Problem details
From the listing below, extract every line in which the word "Toyota" appears.

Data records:
· · · · · · ·
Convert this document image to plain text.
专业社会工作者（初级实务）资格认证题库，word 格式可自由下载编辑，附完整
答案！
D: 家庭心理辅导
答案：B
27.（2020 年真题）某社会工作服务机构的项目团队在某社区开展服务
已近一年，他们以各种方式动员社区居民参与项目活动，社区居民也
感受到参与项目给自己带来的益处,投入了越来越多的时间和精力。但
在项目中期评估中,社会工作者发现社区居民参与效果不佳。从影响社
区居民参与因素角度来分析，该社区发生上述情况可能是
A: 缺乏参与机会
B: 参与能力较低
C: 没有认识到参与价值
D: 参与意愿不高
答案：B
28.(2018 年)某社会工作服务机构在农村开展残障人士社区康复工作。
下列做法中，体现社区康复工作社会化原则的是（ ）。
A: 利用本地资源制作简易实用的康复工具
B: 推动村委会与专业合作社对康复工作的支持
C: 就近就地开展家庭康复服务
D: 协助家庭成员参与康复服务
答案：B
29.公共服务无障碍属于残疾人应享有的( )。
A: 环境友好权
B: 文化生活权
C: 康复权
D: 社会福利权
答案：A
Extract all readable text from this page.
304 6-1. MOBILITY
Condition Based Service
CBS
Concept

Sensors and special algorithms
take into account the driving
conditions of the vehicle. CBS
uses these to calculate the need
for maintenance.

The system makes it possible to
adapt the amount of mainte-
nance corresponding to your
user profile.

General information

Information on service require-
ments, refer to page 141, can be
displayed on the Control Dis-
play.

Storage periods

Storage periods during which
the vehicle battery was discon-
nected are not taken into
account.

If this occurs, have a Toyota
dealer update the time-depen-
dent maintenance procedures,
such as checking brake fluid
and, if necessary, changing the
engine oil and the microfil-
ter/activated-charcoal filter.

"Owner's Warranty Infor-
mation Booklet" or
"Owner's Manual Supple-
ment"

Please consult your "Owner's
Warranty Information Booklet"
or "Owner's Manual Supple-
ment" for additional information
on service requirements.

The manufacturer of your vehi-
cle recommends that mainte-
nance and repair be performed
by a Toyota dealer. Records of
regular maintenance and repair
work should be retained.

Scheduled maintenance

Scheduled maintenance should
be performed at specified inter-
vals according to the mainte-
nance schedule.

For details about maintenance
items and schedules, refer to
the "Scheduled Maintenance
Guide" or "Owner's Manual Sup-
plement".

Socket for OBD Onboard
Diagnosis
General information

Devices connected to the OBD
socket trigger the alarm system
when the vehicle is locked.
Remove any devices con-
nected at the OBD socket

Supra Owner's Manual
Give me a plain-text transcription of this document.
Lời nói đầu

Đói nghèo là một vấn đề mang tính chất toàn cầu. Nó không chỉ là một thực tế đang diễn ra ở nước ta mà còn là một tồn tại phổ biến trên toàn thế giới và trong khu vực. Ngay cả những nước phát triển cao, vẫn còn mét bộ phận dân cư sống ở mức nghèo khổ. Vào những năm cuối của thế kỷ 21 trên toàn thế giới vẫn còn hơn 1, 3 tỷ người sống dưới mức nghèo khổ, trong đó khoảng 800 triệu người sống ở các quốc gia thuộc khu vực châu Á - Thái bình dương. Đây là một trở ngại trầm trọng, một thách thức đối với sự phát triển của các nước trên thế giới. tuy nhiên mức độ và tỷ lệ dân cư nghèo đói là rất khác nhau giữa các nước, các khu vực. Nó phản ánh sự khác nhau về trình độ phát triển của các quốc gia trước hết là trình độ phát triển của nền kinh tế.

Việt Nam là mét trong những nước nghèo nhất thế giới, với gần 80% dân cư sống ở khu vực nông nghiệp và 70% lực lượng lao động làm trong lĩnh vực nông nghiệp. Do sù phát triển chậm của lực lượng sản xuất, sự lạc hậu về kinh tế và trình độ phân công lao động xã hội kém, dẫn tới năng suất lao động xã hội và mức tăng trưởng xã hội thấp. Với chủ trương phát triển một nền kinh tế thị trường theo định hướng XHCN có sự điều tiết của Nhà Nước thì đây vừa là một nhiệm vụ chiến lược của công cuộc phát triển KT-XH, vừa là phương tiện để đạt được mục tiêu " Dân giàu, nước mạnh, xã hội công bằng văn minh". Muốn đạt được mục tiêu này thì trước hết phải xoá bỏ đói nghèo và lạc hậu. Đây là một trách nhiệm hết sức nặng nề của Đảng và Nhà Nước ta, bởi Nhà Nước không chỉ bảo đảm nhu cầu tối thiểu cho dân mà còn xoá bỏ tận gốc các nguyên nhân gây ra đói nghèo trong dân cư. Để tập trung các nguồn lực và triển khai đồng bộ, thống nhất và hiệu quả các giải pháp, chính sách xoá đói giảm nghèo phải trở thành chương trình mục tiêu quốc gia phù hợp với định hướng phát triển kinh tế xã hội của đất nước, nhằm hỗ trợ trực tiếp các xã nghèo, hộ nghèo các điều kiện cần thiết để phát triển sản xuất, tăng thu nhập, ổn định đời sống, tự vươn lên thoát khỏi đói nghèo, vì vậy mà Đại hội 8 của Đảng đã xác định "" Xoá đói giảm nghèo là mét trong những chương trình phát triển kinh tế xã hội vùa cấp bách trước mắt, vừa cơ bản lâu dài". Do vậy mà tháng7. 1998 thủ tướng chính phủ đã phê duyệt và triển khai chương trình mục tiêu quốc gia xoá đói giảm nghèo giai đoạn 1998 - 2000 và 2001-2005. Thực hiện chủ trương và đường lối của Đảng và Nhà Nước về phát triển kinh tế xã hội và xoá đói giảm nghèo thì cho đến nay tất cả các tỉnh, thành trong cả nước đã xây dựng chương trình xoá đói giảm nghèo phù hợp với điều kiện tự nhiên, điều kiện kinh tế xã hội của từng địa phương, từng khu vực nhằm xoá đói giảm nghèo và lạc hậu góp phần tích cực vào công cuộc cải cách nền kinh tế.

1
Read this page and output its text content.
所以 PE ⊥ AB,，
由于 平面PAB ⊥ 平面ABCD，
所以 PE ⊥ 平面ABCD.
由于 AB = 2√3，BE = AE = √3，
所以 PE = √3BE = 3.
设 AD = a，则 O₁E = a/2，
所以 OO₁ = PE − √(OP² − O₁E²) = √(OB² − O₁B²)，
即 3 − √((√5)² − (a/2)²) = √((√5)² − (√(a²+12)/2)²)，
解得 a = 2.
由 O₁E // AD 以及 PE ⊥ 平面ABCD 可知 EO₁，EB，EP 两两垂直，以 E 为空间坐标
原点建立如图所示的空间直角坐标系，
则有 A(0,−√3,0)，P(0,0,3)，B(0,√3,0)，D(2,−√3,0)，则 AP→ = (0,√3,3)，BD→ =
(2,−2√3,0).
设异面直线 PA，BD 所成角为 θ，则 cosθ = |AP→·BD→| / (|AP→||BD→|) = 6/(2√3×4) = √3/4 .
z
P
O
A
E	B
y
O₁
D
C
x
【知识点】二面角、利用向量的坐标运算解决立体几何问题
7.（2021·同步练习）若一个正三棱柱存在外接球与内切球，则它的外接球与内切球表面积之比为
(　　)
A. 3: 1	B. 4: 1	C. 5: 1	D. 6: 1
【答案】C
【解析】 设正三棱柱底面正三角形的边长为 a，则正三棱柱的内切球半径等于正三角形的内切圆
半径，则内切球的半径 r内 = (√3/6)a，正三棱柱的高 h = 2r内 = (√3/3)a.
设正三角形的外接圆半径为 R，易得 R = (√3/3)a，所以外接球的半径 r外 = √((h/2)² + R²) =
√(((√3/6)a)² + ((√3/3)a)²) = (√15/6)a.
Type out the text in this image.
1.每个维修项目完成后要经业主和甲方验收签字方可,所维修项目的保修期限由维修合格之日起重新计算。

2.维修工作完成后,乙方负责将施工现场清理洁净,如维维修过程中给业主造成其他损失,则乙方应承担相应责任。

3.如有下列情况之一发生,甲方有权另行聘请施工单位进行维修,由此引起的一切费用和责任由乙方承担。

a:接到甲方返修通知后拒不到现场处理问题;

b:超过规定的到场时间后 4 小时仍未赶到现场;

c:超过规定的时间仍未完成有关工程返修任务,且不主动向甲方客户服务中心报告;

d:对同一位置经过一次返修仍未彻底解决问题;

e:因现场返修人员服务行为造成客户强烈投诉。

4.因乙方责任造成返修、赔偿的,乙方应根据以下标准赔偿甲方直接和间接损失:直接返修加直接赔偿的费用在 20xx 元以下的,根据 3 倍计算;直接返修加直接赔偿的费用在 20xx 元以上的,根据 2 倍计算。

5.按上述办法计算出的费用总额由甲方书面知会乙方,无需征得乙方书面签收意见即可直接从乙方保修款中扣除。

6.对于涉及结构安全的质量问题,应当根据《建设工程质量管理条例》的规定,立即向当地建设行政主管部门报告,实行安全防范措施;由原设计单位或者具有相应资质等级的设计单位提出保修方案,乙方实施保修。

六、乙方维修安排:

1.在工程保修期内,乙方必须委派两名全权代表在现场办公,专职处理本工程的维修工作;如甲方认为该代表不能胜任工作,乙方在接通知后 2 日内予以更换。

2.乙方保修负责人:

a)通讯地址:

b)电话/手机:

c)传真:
· · · · · · ·
Task result
If this occurs, have a Toyota
by a Toyota dealer. Records of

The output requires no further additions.